# Material provided start
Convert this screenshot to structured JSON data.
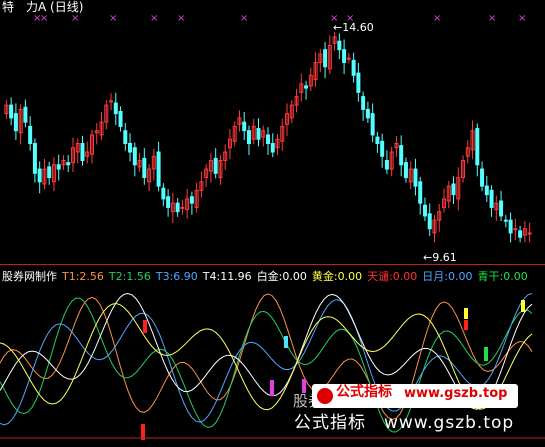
{
  "top_title": "特　力A (日线)",
  "high_label": "14.60",
  "low_label": "9.61",
  "indicator_header": [
    {
      "text": "股券网制作",
      "color": "#ffffff"
    },
    {
      "text": "T1:2.56",
      "color": "#ff9040"
    },
    {
      "text": "T2:1.56",
      "color": "#20d060"
    },
    {
      "text": "T3:6.90",
      "color": "#4fa8ff"
    },
    {
      "text": "T4:11.96",
      "color": "#ffffff"
    },
    {
      "text": "白金:0.00",
      "color": "#ffffff"
    },
    {
      "text": "黄金:0.00",
      "color": "#ffff40"
    },
    {
      "text": "天谴:0.00",
      "color": "#ff3030"
    },
    {
      "text": "日月:0.00",
      "color": "#4fa8ff"
    },
    {
      "text": "青干:0.00",
      "color": "#20e040"
    }
  ],
  "chart_data": {
    "type": "candlestick",
    "price_high": 14.6,
    "price_low": 9.61,
    "closes": [
      12.9,
      12.6,
      12.3,
      12.8,
      12.5,
      12.0,
      11.3,
      11.1,
      11.4,
      11.2,
      11.5,
      11.4,
      11.6,
      11.5,
      11.9,
      12.0,
      11.6,
      11.8,
      12.2,
      12.3,
      12.5,
      12.9,
      13.0,
      12.7,
      12.4,
      12.0,
      11.8,
      11.5,
      11.6,
      11.2,
      11.4,
      11.7,
      11.0,
      10.7,
      10.5,
      10.6,
      10.4,
      10.5,
      10.7,
      10.6,
      10.9,
      11.1,
      11.4,
      11.6,
      11.3,
      11.6,
      11.8,
      12.1,
      12.4,
      12.6,
      12.3,
      12.0,
      12.4,
      12.1,
      12.3,
      12.0,
      11.8,
      12.1,
      12.4,
      12.7,
      12.9,
      13.1,
      13.4,
      13.3,
      13.6,
      13.9,
      14.1,
      13.8,
      14.3,
      14.5,
      14.2,
      13.9,
      14.0,
      13.6,
      13.2,
      12.8,
      12.6,
      12.2,
      12.0,
      11.7,
      11.4,
      11.8,
      12.0,
      11.5,
      11.2,
      11.4,
      11.0,
      10.6,
      10.3,
      10.0,
      10.2,
      10.4,
      10.7,
      11.0,
      10.8,
      11.2,
      11.6,
      11.9,
      12.3,
      11.5,
      11.0,
      10.8,
      10.5,
      10.6,
      10.3,
      10.2,
      9.9,
      10.0,
      9.8,
      10.0,
      9.9
    ]
  },
  "watermark": {
    "badge_text": "公式指标",
    "url": "www.gszb.top",
    "under_text": "公式指标　www.gszb.top",
    "behind_text": "股券网制作"
  }
}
# Material provided end
◆ **Stated problem**: Retype the records exactly. Any image in them should not appear in what you write.

◆ **Solution for this exercise**:
Convert this screenshot to structured JSON data.
{
  "top_title": "特　力A (日线)",
  "high_label": "14.60",
  "low_label": "9.61",
  "indicator_header": [
    {
      "text": "股券网制作",
      "color": "#ffffff"
    },
    {
      "text": "T1:2.56",
      "color": "#ff9040"
    },
    {
      "text": "T2:1.56",
      "color": "#20d060"
    },
    {
      "text": "T3:6.90",
      "color": "#4fa8ff"
    },
    {
      "text": "T4:11.96",
      "color": "#ffffff"
    },
    {
      "text": "白金:0.00",
      "color": "#ffffff"
    },
    {
      "text": "黄金:0.00",
      "color": "#ffff40"
    },
    {
      "text": "天谴:0.00",
      "color": "#ff3030"
    },
    {
      "text": "日月:0.00",
      "color": "#4fa8ff"
    },
    {
      "text": "青干:0.00",
      "color": "#20e040"
    }
  ],
  "chart_data": {
    "type": "candlestick",
    "price_high": 14.6,
    "price_low": 9.61,
    "closes": [
      12.9,
      12.6,
      12.3,
      12.8,
      12.5,
      12.0,
      11.3,
      11.1,
      11.4,
      11.2,
      11.5,
      11.4,
      11.6,
      11.5,
      11.9,
      12.0,
      11.6,
      11.8,
      12.2,
      12.3,
      12.5,
      12.9,
      13.0,
      12.7,
      12.4,
      12.0,
      11.8,
      11.5,
      11.6,
      11.2,
      11.4,
      11.7,
      11.0,
      10.7,
      10.5,
      10.6,
      10.4,
      10.5,
      10.7,
      10.6,
      10.9,
      11.1,
      11.4,
      11.6,
      11.3,
      11.6,
      11.8,
      12.1,
      12.4,
      12.6,
      12.3,
      12.0,
      12.4,
      12.1,
      12.3,
      12.0,
      11.8,
      12.1,
      12.4,
      12.7,
      12.9,
      13.1,
      13.4,
      13.3,
      13.6,
      13.9,
      14.1,
      13.8,
      14.3,
      14.5,
      14.2,
      13.9,
      14.0,
      13.6,
      13.2,
      12.8,
      12.6,
      12.2,
      12.0,
      11.7,
      11.4,
      11.8,
      12.0,
      11.5,
      11.2,
      11.4,
      11.0,
      10.6,
      10.3,
      10.0,
      10.2,
      10.4,
      10.7,
      11.0,
      10.8,
      11.2,
      11.6,
      11.9,
      12.3,
      11.5,
      11.0,
      10.8,
      10.5,
      10.6,
      10.3,
      10.2,
      9.9,
      10.0,
      9.8,
      10.0,
      9.9
    ]
  },
  "watermark": {
    "badge_text": "公式指标",
    "url": "www.gszb.top",
    "under_text": "公式指标　www.gszb.top",
    "behind_text": "股券网制作"
  }
}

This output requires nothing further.